## TASK OBJECTIVE:
From the data that follows, report how many lines hold the string "life", giving only the number.

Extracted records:
════════════════

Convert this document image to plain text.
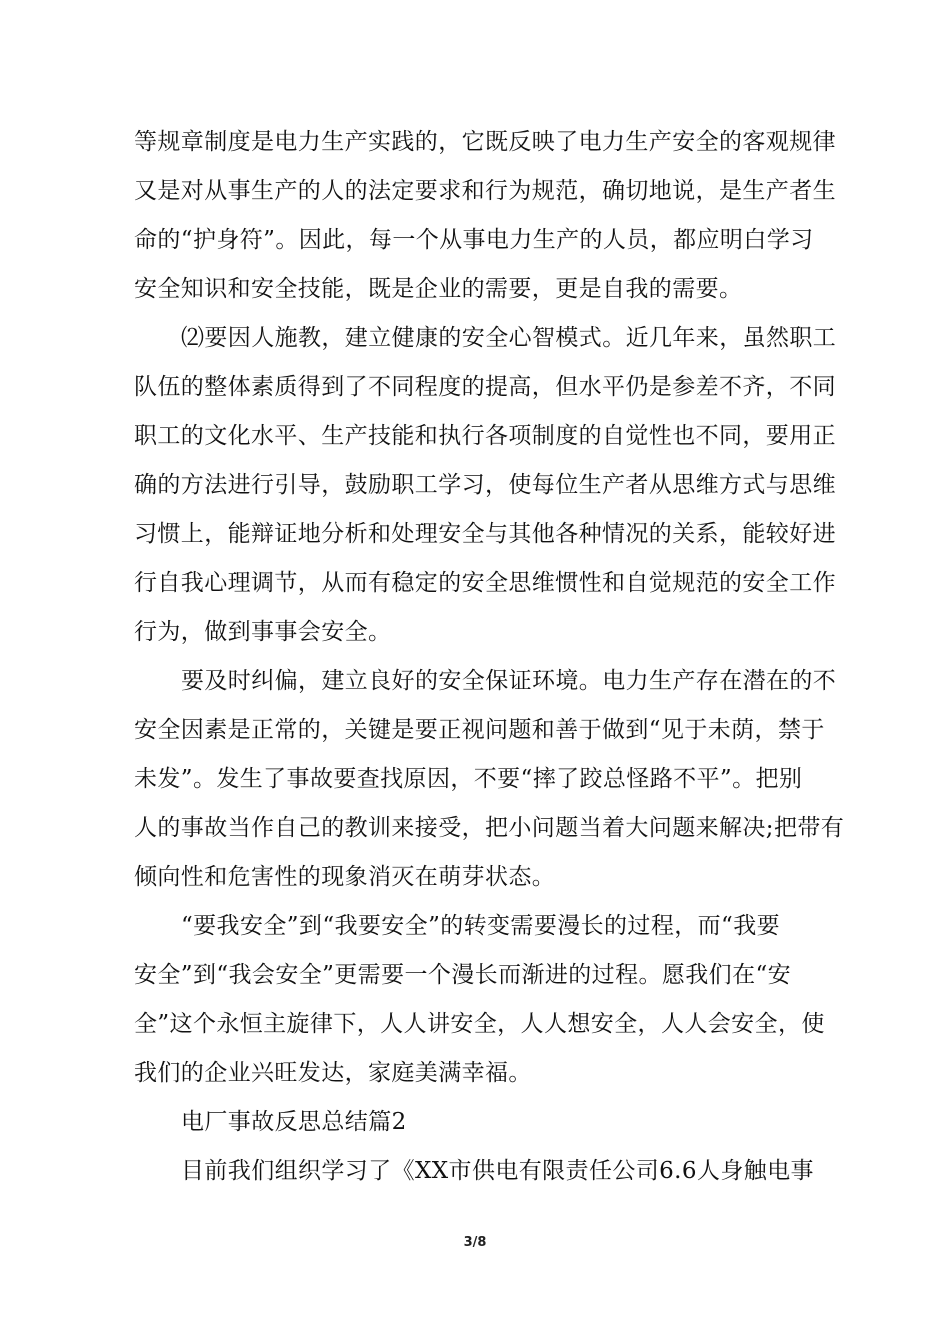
等规章制度是电力生产实践的，它既反映了电力生产安全的客观规律
又是对从事生产的人的法定要求和行为规范，确切地说，是生产者生
命的“护身符”。因此，每一个从事电力生产的人员，都应明白学习
安全知识和安全技能，既是企业的需要，更是自我的需要。
⑵要因人施教，建立健康的安全心智模式。近几年来，虽然职工
队伍的整体素质得到了不同程度的提高，但水平仍是参差不齐，不同
职工的文化水平、生产技能和执行各项制度的自觉性也不同，要用正
确的方法进行引导，鼓励职工学习，使每位生产者从思维方式与思维
习惯上，能辩证地分析和处理安全与其他各种情况的关系，能较好进
行自我心理调节，从而有稳定的安全思维惯性和自觉规范的安全工作
行为，做到事事会安全。
要及时纠偏，建立良好的安全保证环境。电力生产存在潜在的不
安全因素是正常的，关键是要正视问题和善于做到“见于未荫，禁于
未发”。发生了事故要查找原因，不要“摔了跤总怪路不平”。把别
人的事故当作自己的教训来接受，把小问题当着大问题来解决;把带有
倾向性和危害性的现象消灭在萌芽状态。
“要我安全”到“我要安全”的转变需要漫长的过程，而“我要
安全”到“我会安全”更需要一个漫长而渐进的过程。愿我们在“安
全”这个永恒主旋律下，人人讲安全，人人想安全，人人会安全，使
我们的企业兴旺发达，家庭美满幸福。
电厂事故反思总结篇2
目前我们组织学习了《XX市供电有限责任公司6.6人身触电事
3/8
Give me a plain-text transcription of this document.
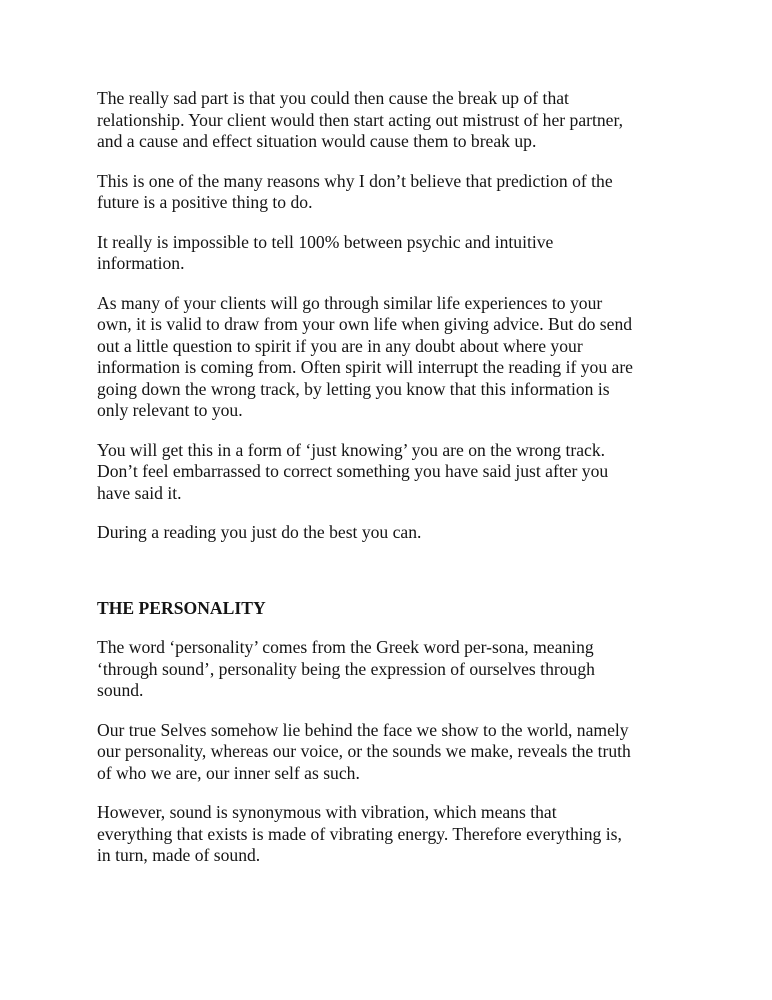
The really sad part is that you could then cause the break up of that
relationship. Your client would then start acting out mistrust of her partner,
and a cause and effect situation would cause them to break up.

This is one of the many reasons why I don’t believe that prediction of the
future is a positive thing to do.

It really is impossible to tell 100% between psychic and intuitive
information.

As many of your clients will go through similar life experiences to your
own, it is valid to draw from your own life when giving advice. But do send
out a little question to spirit if you are in any doubt about where your
information is coming from. Often spirit will interrupt the reading if you are
going down the wrong track, by letting you know that this information is
only relevant to you.

You will get this in a form of ‘just knowing’ you are on the wrong track.
Don’t feel embarrassed to correct something you have said just after you
have said it.

During a reading you just do the best you can.

THE PERSONALITY

The word ‘personality’ comes from the Greek word per-sona, meaning
‘through sound’, personality being the expression of ourselves through
sound.

Our true Selves somehow lie behind the face we show to the world, namely
our personality, whereas our voice, or the sounds we make, reveals the truth
of who we are, our inner self as such.

However, sound is synonymous with vibration, which means that
everything that exists is made of vibrating energy. Therefore everything is,
in turn, made of sound.
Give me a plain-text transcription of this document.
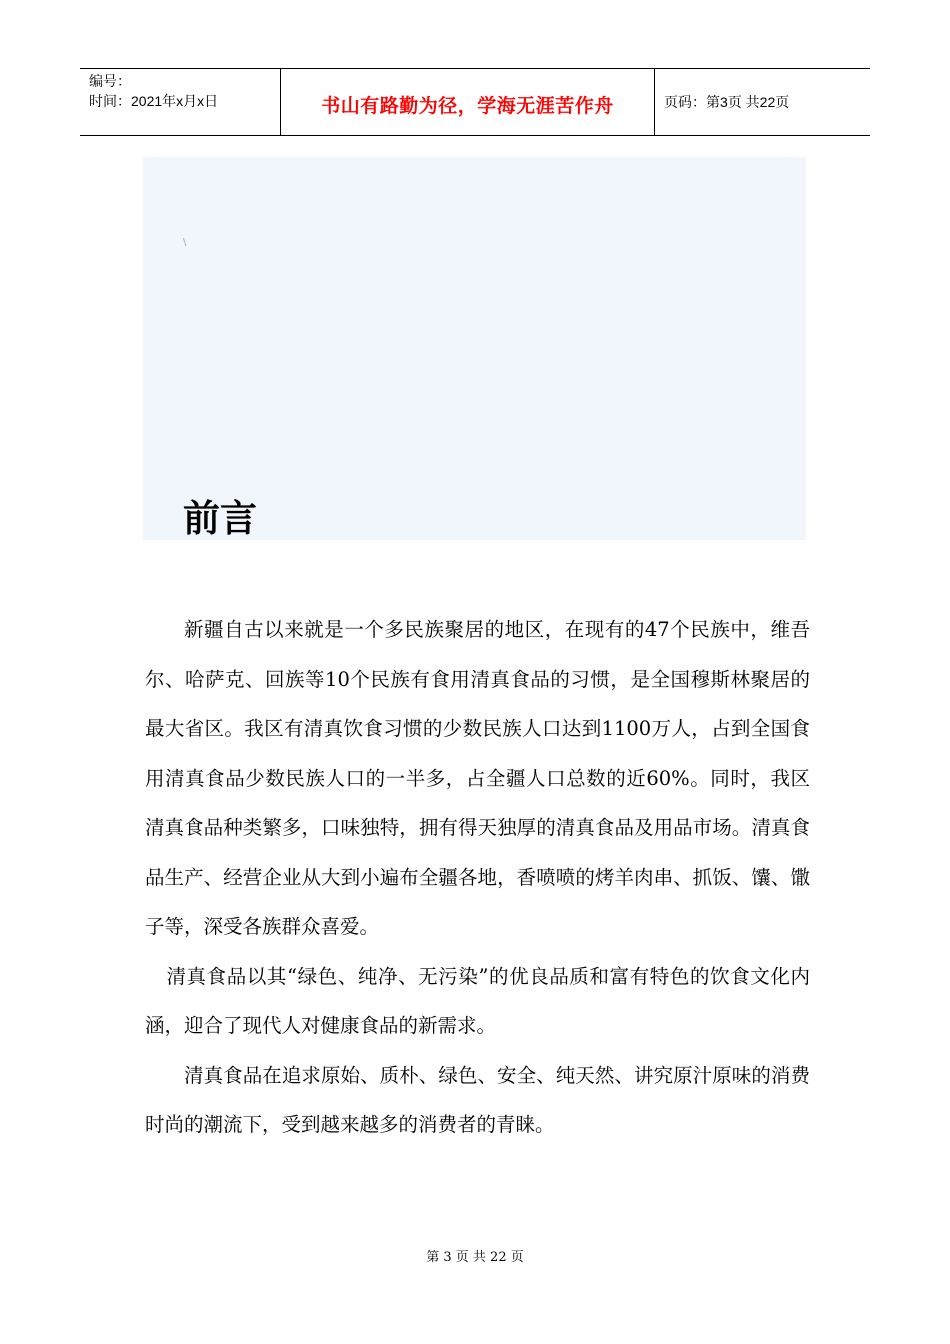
编号：
时间：2021年x月x日	书山有路勤为径，学海无涯苦作舟	页码：第3页 共22页
\
前言

新疆自古以来就是一个多民族聚居的地区，在现有的47个民族中，维吾尔、哈萨克、回族等10个民族有食用清真食品的习惯，是全国穆斯林聚居的最大省区。我区有清真饮食习惯的少数民族人口达到1100万人，占到全国食用清真食品少数民族人口的一半多，占全疆人口总数的近60%。同时，我区清真食品种类繁多，口味独特，拥有得天独厚的清真食品及用品市场。清真食品生产、经营企业从大到小遍布全疆各地，香喷喷的烤羊肉串、抓饭、馕、馓子等，深受各族群众喜爱。

清真食品以其“绿色、纯净、无污染”的优良品质和富有特色的饮食文化内涵，迎合了现代人对健康食品的新需求。

清真食品在追求原始、质朴、绿色、安全、纯天然、讲究原汁原味的消费时尚的潮流下，受到越来越多的消费者的青睐。

第 3 页 共 22 页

════════════════

## EXERCISE SOLUTION:
2